Pick up the diary entry about working a merch tent on tour after its final sentence, and continue it in the same voice.

-- Start SELECTION --

Today I realized that as much as a brand or tour or marketing firm does their best to try and sell you a feeling, nothing is like the moment you're caught off guard by that perfect line against a note. There's a subjectivity and specialness about that moment that no asshole behind a computer or desk can write to detach that.
We're driving around trying to find donuts in Houston before we head to Austin on our day off. For the past two days I've spent my time in parking lots, the heat, the rain, the nightlife and the morning after hauling tents, boxes and setting up a 10x10 space to sell merch, and apparently give directions to the restroom and other tents for which I didn't have a mental layout of the park - but attendees still believe I could tell them where Chelsea Grin's tent is. I don't know! Go away. Listen to "Pump Up the Valuum" or "How I Spent My Summer Vacation."What the fuck is wrong with this generation?!

-- End SELECTION --
-- Start RAW DATA --

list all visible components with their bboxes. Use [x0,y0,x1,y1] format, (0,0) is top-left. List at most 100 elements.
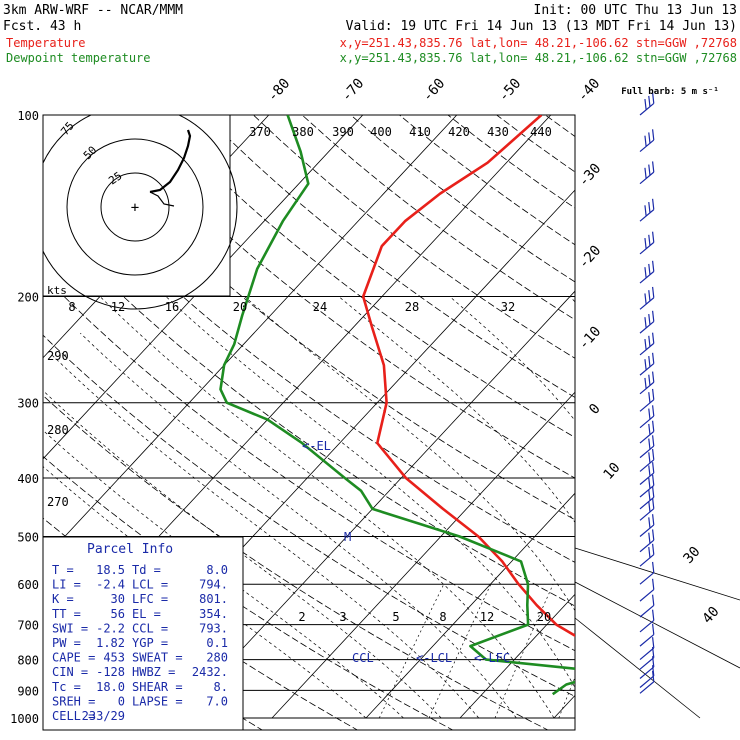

-- End RAW DATA --

## RESPONSE TO THE EXERCISE
That's how I remember Warped Tour when I was growing up. There were no big print t-shirts with phrases like "YOUR MOM LOVES THIS SHIT" or "CAN'T SPELL SLUT WITHOUT YOU" in big bold letters across the front. We just had t-shirts with a small design across the front end or a band name simply printed on a shirt. The majority of t-shirts I saw in the last few days were dysfunctional billboards on the even more dysfunctional youth. It was truly boggling. As I wrote an "old guy" write-up two years ago when attending Warped Tour - my first time since 2002 - this year I didn't want to just attend, and when the opportunity came up to "work" for two days, ride in a van, sleep on a bench and wake up to a sick stomach and a Wal-Mart restroom at five in the morning - I wanted the experience of seeing the rigs drive in early to set-up, drive out, and drive in immediately after the last band is through to tear down while the rest of the artists and production crew grab a bite and a few drinks at the nightly BBQ following each day - which varies dependent of bus calls due to certain lengthy drives between stops. For two days I got to see the "behind the scenes" of a 2+ month tour across North America.
Just woke up. It's raining. Phone says it's nine. Pretty sure we have to be set-up by ten. This should be fun.Turning on Unwound. Changing my boxers.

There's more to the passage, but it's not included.